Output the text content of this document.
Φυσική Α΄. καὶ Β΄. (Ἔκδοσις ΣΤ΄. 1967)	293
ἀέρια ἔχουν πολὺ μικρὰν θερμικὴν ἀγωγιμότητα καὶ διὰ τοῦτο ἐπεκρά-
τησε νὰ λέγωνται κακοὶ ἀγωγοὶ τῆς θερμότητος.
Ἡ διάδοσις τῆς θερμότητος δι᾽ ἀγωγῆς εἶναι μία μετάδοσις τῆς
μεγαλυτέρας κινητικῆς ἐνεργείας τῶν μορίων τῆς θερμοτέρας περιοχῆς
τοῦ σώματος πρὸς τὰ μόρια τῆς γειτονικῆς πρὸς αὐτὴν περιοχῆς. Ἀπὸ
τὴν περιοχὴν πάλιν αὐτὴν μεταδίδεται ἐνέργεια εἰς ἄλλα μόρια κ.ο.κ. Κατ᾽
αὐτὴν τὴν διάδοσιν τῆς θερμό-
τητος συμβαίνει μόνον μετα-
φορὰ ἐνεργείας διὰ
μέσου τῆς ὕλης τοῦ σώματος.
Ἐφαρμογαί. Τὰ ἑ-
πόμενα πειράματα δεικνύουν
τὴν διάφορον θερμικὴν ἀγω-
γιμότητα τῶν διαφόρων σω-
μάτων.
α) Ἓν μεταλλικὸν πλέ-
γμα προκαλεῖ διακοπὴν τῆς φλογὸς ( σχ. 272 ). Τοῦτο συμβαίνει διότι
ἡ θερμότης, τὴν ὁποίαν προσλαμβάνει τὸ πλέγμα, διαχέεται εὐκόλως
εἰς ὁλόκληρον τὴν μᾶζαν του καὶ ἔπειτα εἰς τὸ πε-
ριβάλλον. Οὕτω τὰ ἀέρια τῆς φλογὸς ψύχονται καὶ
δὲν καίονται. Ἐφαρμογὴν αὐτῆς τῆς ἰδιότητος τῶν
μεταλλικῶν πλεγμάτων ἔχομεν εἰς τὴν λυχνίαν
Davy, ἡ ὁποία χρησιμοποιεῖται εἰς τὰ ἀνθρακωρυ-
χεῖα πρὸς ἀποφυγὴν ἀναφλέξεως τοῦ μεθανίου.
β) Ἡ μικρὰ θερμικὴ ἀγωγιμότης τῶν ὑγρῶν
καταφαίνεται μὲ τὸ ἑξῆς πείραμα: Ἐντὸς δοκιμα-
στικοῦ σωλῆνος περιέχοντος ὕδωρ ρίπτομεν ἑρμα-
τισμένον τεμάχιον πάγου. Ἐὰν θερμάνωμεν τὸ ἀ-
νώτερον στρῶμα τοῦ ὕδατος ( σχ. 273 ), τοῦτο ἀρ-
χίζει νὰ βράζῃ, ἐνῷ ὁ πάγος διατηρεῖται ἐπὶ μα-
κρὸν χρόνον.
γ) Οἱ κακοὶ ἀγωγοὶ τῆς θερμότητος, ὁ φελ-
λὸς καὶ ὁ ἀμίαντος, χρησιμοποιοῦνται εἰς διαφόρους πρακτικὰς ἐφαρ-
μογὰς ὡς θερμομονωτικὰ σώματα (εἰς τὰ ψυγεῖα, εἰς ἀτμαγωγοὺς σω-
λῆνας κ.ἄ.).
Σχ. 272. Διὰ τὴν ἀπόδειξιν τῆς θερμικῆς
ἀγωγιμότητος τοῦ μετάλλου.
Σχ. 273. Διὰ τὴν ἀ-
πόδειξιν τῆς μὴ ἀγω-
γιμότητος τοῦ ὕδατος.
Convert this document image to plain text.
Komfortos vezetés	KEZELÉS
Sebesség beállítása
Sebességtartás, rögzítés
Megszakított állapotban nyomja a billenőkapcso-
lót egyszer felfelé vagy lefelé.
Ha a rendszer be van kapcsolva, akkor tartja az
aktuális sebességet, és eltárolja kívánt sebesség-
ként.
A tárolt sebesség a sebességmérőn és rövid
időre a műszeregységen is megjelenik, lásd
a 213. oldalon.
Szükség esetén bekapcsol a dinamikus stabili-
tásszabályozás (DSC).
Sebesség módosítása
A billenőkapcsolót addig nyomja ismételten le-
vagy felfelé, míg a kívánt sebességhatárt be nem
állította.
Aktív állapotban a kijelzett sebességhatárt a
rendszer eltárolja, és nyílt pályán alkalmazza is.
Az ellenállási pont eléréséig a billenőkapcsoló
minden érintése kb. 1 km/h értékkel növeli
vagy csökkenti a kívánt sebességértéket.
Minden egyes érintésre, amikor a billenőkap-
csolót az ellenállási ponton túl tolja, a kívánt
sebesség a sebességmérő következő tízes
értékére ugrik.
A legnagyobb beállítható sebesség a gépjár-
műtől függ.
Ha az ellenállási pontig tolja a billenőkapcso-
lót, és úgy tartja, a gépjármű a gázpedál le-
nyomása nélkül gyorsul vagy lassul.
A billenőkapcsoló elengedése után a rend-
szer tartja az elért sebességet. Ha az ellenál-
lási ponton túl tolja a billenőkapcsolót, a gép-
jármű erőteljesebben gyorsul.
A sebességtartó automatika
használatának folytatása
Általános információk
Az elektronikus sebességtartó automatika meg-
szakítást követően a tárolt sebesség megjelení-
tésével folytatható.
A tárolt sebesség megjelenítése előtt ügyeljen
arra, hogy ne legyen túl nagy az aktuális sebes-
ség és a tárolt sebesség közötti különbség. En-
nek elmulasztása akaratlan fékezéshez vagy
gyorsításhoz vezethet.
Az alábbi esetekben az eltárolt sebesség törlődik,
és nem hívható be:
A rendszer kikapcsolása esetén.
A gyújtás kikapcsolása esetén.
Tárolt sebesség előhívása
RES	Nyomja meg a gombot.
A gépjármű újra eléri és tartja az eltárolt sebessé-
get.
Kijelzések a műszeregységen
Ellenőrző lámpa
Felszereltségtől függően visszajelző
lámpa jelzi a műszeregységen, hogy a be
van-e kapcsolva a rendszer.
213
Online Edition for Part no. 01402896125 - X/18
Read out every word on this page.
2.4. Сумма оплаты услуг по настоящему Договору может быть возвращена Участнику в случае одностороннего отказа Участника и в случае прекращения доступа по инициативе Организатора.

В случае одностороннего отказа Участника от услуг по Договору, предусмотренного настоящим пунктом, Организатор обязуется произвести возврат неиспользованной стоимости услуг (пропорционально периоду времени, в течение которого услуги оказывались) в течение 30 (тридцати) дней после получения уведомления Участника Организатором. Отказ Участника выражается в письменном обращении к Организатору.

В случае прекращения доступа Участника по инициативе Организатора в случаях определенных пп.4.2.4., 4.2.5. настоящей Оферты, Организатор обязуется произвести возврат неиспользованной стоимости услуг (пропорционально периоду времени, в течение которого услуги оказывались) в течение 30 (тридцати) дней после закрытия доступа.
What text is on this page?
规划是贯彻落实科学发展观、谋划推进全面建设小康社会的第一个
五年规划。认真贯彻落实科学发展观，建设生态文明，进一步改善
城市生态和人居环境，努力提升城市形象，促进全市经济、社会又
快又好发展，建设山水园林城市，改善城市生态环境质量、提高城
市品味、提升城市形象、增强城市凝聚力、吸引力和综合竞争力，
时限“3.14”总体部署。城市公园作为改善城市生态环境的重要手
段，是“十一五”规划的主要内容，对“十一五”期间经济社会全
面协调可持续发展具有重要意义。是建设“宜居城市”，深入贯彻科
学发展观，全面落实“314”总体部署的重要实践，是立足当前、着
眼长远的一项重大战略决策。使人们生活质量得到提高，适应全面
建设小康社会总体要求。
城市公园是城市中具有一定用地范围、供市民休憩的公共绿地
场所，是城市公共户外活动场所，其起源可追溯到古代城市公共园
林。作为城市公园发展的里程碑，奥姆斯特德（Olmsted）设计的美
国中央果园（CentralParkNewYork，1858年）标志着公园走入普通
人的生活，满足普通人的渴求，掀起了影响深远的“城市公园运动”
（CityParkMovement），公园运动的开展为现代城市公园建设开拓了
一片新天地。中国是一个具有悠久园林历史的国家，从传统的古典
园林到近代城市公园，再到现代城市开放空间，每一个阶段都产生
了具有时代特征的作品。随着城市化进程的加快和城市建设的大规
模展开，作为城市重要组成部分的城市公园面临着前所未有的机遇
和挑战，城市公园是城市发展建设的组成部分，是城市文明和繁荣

• Task statement: Extract all lines containing the word "tartja".

• Complete output:
Ha a rendszer be van kapcsolva, akkor tartja az
lót, és úgy tartja, a gépjármű a gázpedál le-
szer tartja az elért sebességet. Ha az ellenál-
A gépjármű újra eléri és tartja az eltárolt sebessé-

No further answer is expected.